• Input material:
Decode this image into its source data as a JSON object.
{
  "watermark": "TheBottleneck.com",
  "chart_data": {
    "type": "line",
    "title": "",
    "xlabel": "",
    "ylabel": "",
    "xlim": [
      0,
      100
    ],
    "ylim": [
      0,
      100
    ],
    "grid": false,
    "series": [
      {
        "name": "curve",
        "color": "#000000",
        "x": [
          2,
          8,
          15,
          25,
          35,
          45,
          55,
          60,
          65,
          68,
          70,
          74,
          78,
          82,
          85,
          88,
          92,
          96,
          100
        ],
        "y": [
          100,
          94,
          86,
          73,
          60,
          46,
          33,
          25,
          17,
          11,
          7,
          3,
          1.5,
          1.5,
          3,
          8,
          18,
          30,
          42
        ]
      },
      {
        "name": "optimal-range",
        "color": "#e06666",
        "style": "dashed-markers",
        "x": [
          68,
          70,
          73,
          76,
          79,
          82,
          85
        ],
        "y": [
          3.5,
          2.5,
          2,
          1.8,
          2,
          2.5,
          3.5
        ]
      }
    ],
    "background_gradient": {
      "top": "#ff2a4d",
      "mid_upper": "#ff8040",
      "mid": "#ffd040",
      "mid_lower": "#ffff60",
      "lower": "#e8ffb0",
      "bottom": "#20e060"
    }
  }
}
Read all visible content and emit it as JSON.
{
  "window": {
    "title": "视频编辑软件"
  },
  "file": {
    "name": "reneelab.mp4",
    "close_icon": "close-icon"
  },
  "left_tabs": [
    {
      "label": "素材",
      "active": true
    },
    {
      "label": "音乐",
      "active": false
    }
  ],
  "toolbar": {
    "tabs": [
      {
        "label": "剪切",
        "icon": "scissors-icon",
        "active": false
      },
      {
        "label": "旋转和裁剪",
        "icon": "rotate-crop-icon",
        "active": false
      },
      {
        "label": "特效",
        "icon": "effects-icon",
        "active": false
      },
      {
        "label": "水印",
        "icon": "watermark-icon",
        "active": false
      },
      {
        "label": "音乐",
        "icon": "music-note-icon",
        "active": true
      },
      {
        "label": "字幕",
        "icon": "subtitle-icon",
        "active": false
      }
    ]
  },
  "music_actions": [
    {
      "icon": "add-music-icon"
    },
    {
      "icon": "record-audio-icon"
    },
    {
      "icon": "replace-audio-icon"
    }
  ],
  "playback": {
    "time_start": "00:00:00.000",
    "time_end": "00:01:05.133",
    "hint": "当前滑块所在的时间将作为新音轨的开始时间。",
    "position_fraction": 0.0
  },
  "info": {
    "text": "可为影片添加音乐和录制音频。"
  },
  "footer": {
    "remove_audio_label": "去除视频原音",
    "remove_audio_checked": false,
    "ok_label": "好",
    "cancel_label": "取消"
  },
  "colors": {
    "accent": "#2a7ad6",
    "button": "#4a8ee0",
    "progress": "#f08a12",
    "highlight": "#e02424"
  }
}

• Direction: Extract all of the data above without altering anything.

• Correct answer:
Decode this image into its source data as a JSON object.
{
  "watermark": "TheBottleneck.com",
  "chart_data": {
    "type": "line",
    "title": "",
    "xlabel": "",
    "ylabel": "",
    "xlim": [
      0,
      100
    ],
    "ylim": [
      0,
      100
    ],
    "grid": false,
    "series": [
      {
        "name": "curve",
        "color": "#000000",
        "x": [
          2,
          8,
          15,
          25,
          35,
          45,
          55,
          60,
          65,
          68,
          70,
          74,
          78,
          82,
          85,
          88,
          92,
          96,
          100
        ],
        "y": [
          100,
          94,
          86,
          73,
          60,
          46,
          33,
          25,
          17,
          11,
          7,
          3,
          1.5,
          1.5,
          3,
          8,
          18,
          30,
          42
        ]
      },
      {
        "name": "optimal-range",
        "color": "#e06666",
        "style": "dashed-markers",
        "x": [
          68,
          70,
          73,
          76,
          79,
          82,
          85
        ],
        "y": [
          3.5,
          2.5,
          2,
          1.8,
          2,
          2.5,
          3.5
        ]
      }
    ],
    "background_gradient": {
      "top": "#ff2a4d",
      "mid_upper": "#ff8040",
      "mid": "#ffd040",
      "mid_lower": "#ffff60",
      "lower": "#e8ffb0",
      "bottom": "#20e060"
    }
  }
}
Read all visible content and emit it as JSON.
{
  "window": {
    "title": "视频编辑软件"
  },
  "file": {
    "name": "reneelab.mp4",
    "close_icon": "close-icon"
  },
  "left_tabs": [
    {
      "label": "素材",
      "active": true
    },
    {
      "label": "音乐",
      "active": false
    }
  ],
  "toolbar": {
    "tabs": [
      {
        "label": "剪切",
        "icon": "scissors-icon",
        "active": false
      },
      {
        "label": "旋转和裁剪",
        "icon": "rotate-crop-icon",
        "active": false
      },
      {
        "label": "特效",
        "icon": "effects-icon",
        "active": false
      },
      {
        "label": "水印",
        "icon": "watermark-icon",
        "active": false
      },
      {
        "label": "音乐",
        "icon": "music-note-icon",
        "active": true
      },
      {
        "label": "字幕",
        "icon": "subtitle-icon",
        "active": false
      }
    ]
  },
  "music_actions": [
    {
      "icon": "add-music-icon"
    },
    {
      "icon": "record-audio-icon"
    },
    {
      "icon": "replace-audio-icon"
    }
  ],
  "playback": {
    "time_start": "00:00:00.000",
    "time_end": "00:01:05.133",
    "hint": "当前滑块所在的时间将作为新音轨的开始时间。",
    "position_fraction": 0.0
  },
  "info": {
    "text": "可为影片添加音乐和录制音频。"
  },
  "footer": {
    "remove_audio_label": "去除视频原音",
    "remove_audio_checked": false,
    "ok_label": "好",
    "cancel_label": "取消"
  },
  "colors": {
    "accent": "#2a7ad6",
    "button": "#4a8ee0",
    "progress": "#f08a12",
    "highlight": "#e02424"
  }
}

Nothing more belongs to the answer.